## BEGIN Data for the task

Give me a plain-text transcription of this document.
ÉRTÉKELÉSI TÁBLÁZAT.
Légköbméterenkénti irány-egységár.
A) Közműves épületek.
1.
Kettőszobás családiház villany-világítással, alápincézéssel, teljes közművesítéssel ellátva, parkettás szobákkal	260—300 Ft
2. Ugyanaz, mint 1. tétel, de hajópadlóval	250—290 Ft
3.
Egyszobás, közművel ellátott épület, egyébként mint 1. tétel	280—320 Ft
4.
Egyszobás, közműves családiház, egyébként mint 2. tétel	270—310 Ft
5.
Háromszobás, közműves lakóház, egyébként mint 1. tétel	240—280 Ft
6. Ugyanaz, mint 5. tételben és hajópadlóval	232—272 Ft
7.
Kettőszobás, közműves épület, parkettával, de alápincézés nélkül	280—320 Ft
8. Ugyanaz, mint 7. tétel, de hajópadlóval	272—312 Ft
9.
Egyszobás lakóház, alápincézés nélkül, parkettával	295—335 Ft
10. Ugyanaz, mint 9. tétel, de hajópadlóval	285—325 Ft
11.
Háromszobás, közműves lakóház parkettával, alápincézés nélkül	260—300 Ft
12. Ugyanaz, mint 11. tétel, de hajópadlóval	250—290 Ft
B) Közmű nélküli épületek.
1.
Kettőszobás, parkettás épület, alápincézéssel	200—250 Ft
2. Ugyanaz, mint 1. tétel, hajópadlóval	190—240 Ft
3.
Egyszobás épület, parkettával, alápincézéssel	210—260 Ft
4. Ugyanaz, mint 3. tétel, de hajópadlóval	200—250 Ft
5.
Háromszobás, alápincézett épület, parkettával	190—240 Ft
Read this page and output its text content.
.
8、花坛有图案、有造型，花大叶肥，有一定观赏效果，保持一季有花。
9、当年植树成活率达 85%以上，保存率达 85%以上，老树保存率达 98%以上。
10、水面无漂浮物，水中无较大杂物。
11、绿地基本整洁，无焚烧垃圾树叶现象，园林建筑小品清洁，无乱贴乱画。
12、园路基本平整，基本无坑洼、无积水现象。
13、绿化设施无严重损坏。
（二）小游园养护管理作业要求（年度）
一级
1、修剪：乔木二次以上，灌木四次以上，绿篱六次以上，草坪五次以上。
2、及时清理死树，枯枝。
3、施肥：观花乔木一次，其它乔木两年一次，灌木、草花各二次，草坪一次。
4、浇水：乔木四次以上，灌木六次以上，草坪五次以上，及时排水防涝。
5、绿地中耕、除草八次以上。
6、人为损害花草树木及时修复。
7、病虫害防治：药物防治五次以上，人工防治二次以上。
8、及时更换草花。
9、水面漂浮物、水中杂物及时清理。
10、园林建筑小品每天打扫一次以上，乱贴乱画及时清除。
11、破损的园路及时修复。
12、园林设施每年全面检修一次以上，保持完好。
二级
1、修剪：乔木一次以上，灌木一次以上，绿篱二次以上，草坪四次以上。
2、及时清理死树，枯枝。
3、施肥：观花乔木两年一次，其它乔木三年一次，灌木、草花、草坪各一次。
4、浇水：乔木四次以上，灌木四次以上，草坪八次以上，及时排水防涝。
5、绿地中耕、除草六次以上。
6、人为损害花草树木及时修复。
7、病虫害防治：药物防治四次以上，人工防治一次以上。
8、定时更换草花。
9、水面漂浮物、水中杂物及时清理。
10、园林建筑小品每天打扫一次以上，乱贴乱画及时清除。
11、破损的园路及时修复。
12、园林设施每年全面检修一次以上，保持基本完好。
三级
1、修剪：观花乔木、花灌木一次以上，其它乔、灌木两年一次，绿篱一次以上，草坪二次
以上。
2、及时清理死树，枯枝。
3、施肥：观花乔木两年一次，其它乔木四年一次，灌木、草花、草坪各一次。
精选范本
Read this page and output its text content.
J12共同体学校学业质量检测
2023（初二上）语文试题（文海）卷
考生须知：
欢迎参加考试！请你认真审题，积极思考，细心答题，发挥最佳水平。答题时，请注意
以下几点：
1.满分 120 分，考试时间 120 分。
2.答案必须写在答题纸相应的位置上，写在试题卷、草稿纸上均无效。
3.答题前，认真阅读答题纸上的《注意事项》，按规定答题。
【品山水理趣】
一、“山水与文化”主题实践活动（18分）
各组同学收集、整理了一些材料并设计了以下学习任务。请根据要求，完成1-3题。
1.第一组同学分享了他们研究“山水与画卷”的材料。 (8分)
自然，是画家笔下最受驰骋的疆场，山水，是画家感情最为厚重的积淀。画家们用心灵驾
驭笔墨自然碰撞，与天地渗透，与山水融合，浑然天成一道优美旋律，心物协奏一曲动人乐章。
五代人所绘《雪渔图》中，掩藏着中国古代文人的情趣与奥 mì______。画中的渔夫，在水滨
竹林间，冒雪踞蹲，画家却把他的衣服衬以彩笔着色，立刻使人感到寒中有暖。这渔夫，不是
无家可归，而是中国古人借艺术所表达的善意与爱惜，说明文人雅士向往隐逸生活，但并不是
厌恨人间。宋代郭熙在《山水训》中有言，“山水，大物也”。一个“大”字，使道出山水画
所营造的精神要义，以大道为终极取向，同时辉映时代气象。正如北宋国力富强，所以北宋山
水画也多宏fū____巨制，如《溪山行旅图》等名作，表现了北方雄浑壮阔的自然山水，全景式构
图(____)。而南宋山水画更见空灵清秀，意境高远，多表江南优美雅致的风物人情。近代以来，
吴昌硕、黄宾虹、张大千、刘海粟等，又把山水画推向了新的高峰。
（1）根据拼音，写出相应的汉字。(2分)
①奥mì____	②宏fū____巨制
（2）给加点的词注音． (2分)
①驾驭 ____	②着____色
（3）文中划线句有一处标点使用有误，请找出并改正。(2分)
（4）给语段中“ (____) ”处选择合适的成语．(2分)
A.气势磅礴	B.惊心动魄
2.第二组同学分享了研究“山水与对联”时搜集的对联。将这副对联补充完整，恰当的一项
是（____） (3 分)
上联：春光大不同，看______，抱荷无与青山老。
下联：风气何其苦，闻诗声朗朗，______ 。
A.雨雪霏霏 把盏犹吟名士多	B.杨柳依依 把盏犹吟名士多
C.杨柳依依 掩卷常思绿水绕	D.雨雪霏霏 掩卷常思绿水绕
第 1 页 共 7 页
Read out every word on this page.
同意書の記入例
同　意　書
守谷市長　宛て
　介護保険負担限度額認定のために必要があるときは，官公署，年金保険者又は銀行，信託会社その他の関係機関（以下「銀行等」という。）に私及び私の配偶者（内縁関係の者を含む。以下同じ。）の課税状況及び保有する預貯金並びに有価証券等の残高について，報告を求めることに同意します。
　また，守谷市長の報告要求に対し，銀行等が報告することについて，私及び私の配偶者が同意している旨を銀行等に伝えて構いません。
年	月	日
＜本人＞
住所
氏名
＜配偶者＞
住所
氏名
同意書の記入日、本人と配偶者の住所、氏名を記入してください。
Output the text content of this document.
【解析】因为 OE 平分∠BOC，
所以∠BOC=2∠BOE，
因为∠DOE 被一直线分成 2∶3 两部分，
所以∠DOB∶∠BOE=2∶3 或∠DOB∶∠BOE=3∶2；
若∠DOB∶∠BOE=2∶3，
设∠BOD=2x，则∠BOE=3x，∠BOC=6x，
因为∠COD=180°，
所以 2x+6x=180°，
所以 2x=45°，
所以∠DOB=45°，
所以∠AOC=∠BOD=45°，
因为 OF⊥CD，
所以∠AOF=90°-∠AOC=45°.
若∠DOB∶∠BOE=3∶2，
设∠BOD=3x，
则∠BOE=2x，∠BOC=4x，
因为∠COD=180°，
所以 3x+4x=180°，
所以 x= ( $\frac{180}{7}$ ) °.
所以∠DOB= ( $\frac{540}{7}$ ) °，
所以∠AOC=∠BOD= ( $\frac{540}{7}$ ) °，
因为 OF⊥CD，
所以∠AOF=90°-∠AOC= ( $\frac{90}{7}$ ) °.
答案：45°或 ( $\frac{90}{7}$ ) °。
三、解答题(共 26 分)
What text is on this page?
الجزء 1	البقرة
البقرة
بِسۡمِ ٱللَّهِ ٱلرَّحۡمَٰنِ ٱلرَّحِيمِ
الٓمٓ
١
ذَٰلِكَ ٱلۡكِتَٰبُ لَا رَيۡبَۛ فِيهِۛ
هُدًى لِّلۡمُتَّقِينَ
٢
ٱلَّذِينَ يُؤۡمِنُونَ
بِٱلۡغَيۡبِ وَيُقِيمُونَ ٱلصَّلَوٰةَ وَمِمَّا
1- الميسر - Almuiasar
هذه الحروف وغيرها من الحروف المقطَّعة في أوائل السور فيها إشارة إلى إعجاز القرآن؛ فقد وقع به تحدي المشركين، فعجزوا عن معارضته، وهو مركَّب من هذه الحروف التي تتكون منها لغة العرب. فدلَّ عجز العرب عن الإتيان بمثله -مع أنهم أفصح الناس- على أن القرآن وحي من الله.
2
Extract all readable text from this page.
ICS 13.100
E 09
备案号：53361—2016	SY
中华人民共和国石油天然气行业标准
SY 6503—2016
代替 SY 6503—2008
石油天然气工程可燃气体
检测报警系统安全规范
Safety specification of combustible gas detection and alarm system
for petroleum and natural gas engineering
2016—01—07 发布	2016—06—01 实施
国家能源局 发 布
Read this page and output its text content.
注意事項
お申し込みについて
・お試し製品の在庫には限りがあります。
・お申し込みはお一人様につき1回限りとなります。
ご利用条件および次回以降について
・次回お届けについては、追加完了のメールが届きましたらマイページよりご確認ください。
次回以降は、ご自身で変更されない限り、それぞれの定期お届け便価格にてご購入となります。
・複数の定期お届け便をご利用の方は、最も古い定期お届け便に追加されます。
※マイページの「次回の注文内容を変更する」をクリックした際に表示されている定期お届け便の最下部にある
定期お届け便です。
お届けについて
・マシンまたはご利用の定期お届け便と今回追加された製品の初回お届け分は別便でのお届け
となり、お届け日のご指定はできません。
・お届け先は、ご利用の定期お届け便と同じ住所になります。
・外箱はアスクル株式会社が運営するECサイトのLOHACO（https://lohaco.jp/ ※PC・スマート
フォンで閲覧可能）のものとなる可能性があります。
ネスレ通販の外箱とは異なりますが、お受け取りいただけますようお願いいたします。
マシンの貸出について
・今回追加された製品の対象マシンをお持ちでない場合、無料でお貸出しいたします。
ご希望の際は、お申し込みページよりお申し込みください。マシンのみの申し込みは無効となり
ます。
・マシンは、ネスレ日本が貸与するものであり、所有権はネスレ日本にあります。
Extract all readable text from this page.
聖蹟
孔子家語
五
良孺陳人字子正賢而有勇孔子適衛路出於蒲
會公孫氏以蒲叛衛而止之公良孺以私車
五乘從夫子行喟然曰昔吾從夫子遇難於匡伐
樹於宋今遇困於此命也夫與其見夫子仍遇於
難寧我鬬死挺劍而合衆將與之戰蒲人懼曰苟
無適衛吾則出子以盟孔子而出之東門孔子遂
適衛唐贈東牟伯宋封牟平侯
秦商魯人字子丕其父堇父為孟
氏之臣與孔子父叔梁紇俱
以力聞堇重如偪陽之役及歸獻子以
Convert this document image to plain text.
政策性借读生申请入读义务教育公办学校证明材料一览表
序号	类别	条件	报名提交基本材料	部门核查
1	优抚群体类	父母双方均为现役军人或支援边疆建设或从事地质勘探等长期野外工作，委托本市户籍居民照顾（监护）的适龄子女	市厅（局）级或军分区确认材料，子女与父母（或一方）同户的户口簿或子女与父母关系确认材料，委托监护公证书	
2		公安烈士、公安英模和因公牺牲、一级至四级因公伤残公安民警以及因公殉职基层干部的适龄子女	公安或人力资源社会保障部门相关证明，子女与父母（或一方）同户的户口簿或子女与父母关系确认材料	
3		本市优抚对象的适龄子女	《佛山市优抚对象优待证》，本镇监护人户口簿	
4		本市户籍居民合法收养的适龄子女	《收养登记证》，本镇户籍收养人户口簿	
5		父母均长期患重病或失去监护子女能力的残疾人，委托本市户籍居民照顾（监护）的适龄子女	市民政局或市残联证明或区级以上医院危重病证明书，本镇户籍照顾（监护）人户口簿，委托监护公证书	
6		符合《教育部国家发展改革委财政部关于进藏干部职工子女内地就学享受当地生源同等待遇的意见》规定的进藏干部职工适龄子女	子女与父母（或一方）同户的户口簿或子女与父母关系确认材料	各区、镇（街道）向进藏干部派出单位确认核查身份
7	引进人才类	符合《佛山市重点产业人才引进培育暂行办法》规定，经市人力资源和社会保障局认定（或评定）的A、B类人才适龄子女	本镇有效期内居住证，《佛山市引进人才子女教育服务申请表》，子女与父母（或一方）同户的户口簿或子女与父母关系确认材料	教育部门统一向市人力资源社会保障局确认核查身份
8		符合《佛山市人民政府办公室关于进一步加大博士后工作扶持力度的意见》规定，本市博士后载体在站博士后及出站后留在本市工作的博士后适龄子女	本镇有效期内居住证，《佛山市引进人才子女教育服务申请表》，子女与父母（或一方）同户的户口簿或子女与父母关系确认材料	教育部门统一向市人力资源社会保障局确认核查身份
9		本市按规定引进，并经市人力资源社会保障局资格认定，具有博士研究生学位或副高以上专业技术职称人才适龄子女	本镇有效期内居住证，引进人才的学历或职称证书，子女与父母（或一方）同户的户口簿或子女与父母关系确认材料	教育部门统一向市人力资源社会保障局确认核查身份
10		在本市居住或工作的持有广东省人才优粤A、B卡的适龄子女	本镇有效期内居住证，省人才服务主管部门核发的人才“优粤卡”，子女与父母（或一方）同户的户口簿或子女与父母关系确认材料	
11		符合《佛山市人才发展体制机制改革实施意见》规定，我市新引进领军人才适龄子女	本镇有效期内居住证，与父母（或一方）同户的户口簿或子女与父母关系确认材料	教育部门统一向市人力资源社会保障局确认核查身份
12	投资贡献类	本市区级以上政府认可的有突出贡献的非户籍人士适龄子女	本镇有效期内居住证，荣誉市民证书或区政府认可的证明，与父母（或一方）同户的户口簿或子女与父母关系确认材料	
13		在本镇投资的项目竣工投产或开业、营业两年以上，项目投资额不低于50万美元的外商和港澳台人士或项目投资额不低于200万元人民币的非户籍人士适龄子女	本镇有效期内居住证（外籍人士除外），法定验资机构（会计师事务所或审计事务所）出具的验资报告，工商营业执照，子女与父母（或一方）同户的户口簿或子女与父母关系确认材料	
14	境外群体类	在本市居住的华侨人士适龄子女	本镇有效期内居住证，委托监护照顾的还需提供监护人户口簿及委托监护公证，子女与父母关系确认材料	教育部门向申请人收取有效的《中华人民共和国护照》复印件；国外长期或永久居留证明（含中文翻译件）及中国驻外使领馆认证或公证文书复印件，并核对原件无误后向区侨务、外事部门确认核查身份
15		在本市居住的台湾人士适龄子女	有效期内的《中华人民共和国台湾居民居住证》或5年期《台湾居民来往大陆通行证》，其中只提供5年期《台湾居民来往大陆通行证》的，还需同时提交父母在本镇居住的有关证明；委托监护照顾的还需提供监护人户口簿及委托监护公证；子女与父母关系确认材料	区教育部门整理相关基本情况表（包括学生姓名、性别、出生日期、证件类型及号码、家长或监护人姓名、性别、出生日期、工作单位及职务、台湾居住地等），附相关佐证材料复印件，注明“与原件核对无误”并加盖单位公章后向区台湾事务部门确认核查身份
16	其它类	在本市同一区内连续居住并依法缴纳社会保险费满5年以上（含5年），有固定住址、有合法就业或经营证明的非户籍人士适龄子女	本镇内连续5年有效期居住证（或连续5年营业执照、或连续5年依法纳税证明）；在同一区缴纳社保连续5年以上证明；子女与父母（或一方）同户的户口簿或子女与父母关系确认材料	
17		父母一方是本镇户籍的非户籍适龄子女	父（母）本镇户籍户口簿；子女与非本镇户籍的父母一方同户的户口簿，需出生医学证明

## END Data for the task

To do: Take every line from the data that contains the word "egyébként".

Worked solution:
Egyszobás, közművel ellátott épület, egyébként mint 1. tétel	280—320 Ft
Egyszobás, közműves családiház, egyébként mint 2. tétel	270—310 Ft
Háromszobás, közműves lakóház, egyébként mint 1. tétel	240—280 Ft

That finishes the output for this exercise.